Collected data

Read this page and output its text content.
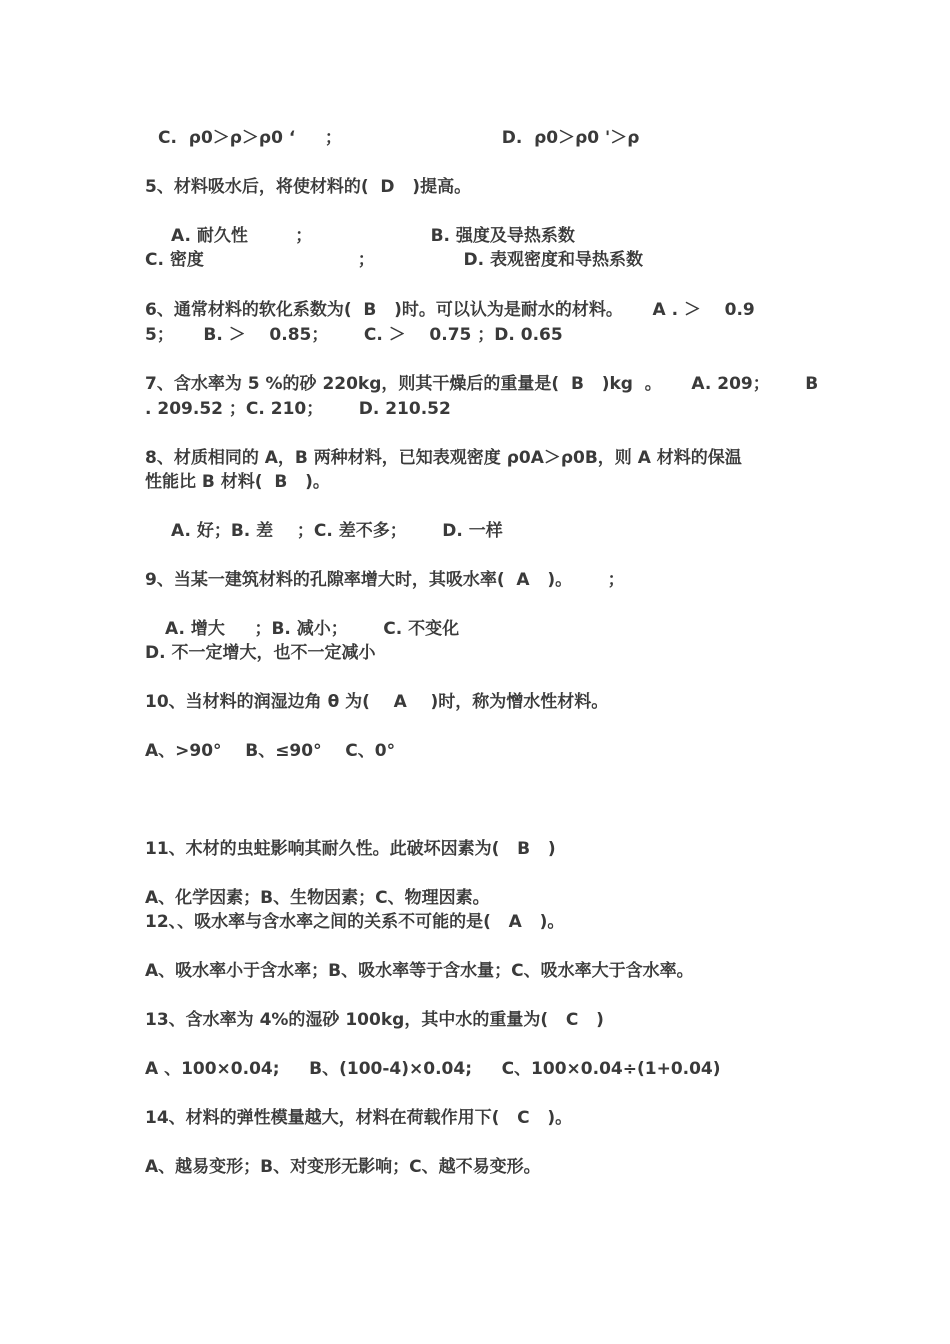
C.  ρ0＞ρ＞ρ0 ‘     ；                           D.  ρ0＞ρ0 '＞ρ
5、材料吸水后，将使材料的(  D   )提高。
A. 耐久性        ；                    B. 强度及导热系数
C. 密度                          ；               D. 表观密度和导热系数
6、通常材料的软化系数为(  B   )时。可以认为是耐水的材料。     A . ＞    0.9
5；     B. ＞    0.85；      C. ＞    0.75 ；D. 0.65
7、含水率为 5 %的砂 220kg，则其干燥后的重量是(  B   )kg  。     A. 209；      B
. 209.52 ；C. 210；      D. 210.52
8、材质相同的 A，B 两种材料，已知表观密度 ρ0A＞ρ0B，则 A 材料的保温
性能比 B 材料(  B   )。
A. 好；B. 差    ；C. 差不多；      D. 一样
9、当某一建筑材料的孔隙率增大时，其吸水率(  A   )。      ；
A. 增大     ；B. 减小；      C. 不变化
D. 不一定增大，也不一定减小
10、当材料的润湿边角 θ 为(    A    )时，称为憎水性材料。
A、>90°    B、≤90°    C、0°
11、木材的虫蛀影响其耐久性。此破坏因素为(   B   )
A、化学因素；B、生物因素；C、物理因素。
12、、吸水率与含水率之间的关系不可能的是(   A   )。
A、吸水率小于含水率；B、吸水率等于含水量；C、吸水率大于含水率。
13、含水率为 4%的湿砂 100kg，其中水的重量为(   C   )
A 、100×0.04;     B、(100-4)×0.04;     C、100×0.04÷(1+0.04)
14、材料的弹性模量越大，材料在荷载作用下(   C   )。
A、越易变形；B、对变形无影响；C、越不易变形。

What needs to be done> Copy out each line of the data containing the string "含水率为".

Answer to the exercise>
7、含水率为 5 %的砂 220kg，则其干燥后的重量是(  B   )kg  。     A. 209；      B
13、含水率为 4%的湿砂 100kg，其中水的重量为(   C   )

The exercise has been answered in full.